_Activity list_
(a) Decide whether each statement below agrees with the passage on slices and maps as vectors, answering yes or no and quoting the deciding words. (i) Under the table annotation, each element in the vector is stored by value. (ii) The keys of maps are ignored during serialization. (iii) The custom annotation still means that the user's function is called.
(b) Extend the passage on serializing slices and maps as vectors, picking up right after its final sentence.

== Excerpt to read

Slices and maps as Vectors

The tool is aware of slices and strings and automatically serializes them properly. The meaning of the fbType annotation changes slightly: custom still means that your function is called. table means that each element in the vector has reference semantics; each entry of the slice is serialized with the function you specified, the references are collected, and added to the vector. The same remarks hold for maps, with the added fineprint that keys of maps are ignored -- only the maps in the value are serialized. If you need behavior that differs from this, use the custom annotation to provide your own custom serialization logic.

Overview

As a reminder, here is how serialization happens for different type/function combinations. In the table below, value means that the field is serialized as a flatbuffer struct (in-place, by value) whereas reference means the field will be serialized prior to serializing the rest of the struct and only a reference will be inserted.

====
== Extracted data

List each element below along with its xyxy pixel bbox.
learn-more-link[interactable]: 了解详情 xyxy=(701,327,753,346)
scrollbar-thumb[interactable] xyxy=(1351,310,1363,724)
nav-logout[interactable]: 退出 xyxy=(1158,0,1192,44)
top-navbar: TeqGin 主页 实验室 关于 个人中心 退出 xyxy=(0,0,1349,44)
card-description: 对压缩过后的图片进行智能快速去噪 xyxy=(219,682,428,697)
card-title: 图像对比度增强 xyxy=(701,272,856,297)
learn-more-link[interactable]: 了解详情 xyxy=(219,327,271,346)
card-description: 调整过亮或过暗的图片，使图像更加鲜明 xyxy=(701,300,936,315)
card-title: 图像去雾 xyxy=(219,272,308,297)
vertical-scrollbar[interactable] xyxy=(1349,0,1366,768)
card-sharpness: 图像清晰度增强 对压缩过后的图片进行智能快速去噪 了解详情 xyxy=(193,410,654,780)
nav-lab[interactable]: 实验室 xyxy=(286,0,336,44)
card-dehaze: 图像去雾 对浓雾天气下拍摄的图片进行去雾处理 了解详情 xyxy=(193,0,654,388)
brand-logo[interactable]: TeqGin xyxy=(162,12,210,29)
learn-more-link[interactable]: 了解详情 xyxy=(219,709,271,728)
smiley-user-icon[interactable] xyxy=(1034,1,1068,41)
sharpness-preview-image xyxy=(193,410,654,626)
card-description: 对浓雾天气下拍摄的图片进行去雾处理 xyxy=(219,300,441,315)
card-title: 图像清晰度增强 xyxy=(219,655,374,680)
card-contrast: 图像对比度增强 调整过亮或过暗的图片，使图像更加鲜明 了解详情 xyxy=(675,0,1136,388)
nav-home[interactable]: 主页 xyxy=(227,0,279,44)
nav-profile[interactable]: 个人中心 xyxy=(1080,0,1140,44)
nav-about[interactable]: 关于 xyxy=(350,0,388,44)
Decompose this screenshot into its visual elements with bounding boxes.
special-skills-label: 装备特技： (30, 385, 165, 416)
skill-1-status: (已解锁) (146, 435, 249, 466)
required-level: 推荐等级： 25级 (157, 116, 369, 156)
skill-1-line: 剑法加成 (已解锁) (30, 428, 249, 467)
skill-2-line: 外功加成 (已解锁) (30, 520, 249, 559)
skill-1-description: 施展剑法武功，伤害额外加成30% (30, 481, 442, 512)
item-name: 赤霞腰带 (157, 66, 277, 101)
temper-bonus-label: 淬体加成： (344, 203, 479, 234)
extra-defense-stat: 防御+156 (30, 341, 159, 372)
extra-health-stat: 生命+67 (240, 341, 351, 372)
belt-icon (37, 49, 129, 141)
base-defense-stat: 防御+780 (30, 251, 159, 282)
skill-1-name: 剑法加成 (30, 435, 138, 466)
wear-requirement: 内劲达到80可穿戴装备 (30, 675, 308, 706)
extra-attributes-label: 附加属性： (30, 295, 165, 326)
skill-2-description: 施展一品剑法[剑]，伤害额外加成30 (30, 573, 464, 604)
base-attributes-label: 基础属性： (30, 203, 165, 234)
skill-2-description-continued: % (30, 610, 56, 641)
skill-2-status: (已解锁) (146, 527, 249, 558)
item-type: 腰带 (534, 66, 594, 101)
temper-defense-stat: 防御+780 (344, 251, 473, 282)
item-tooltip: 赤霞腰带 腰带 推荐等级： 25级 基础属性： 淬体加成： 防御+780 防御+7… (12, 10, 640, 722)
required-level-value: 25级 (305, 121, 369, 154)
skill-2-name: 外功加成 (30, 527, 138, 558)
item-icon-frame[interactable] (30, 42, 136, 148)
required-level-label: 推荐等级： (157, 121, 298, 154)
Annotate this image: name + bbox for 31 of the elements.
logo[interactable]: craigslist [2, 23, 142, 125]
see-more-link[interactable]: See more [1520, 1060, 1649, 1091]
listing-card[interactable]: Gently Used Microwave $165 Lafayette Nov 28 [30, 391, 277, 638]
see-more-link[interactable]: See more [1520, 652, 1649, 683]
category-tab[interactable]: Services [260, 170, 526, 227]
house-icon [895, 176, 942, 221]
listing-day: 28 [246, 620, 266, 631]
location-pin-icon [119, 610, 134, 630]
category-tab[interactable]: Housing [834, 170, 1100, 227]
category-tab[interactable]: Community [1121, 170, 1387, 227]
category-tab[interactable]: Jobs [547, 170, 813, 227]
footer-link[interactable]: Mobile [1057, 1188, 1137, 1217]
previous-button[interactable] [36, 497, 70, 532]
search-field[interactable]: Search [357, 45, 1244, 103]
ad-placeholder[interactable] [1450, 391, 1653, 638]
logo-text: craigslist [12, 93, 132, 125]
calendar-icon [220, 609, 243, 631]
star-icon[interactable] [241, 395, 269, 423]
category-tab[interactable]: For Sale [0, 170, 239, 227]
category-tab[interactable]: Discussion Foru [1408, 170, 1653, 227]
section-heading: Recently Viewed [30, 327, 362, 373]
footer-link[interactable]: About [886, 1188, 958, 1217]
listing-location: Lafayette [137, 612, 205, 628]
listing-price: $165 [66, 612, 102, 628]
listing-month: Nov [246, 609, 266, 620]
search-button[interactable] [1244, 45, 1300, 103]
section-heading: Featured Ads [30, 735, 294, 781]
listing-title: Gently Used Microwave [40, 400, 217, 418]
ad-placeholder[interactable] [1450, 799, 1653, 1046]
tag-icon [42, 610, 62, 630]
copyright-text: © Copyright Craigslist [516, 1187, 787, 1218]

====

_Responses per task_
(a)
(i) No: "table means that each element in the vector has reference semantics"
(ii) Yes: "keys of maps are ignored"
(iii) Yes: "custom still means that your function is called"

(b)
fbType \ fbFunc specified not specified
not specified value, calls function in-place looks for default function
'table' reference, calls function illegal
'custom' reference, calls function illegal
primitive type illegal casts to type

For vectors, the table looks like this:

fbType \ fbFunc specified not specified
not specified value, calls function in-place for each entry looks for default function, calls it for every entry
'table' reference, calls function for each entry illegal
'custom' reference, calls function once for whole vector illegal
primitive type illegal casts every entry to type

Limitations

The code in this package can only be used when one of your flatbuffers can be generated from a single struct.

Documentation

Index

Constants

This section is empty.

Variables

This section is empty.

Functions

This section is empty.

Types

type FlatbufferHandler

type FlatbufferHandler struct {
	// contains filtered or unexported fields
}

FlatbufferHandler is a tag handler that generates flatbuffer serialization functions for structs.

func New

func New(outputPath, pkg string, imports []string, serializationHints map[string]func(string) string) *FlatbufferHandler

New constructs a new flatbuffer handler. Outputpath is the path to the file that should contain all the generated code, pkg is the package for this file, and imports describes the imports that should be added to the file. The serialization hints parameter maps type paths to functions that produce the serialization code for the given type in-place.

func (*FlatbufferHandler) BeginFile

func (*FlatbufferHandler) BeginFile(context tagproc.TagContext) error

BeginFile is only implemented to satisfy the TagHandler interface.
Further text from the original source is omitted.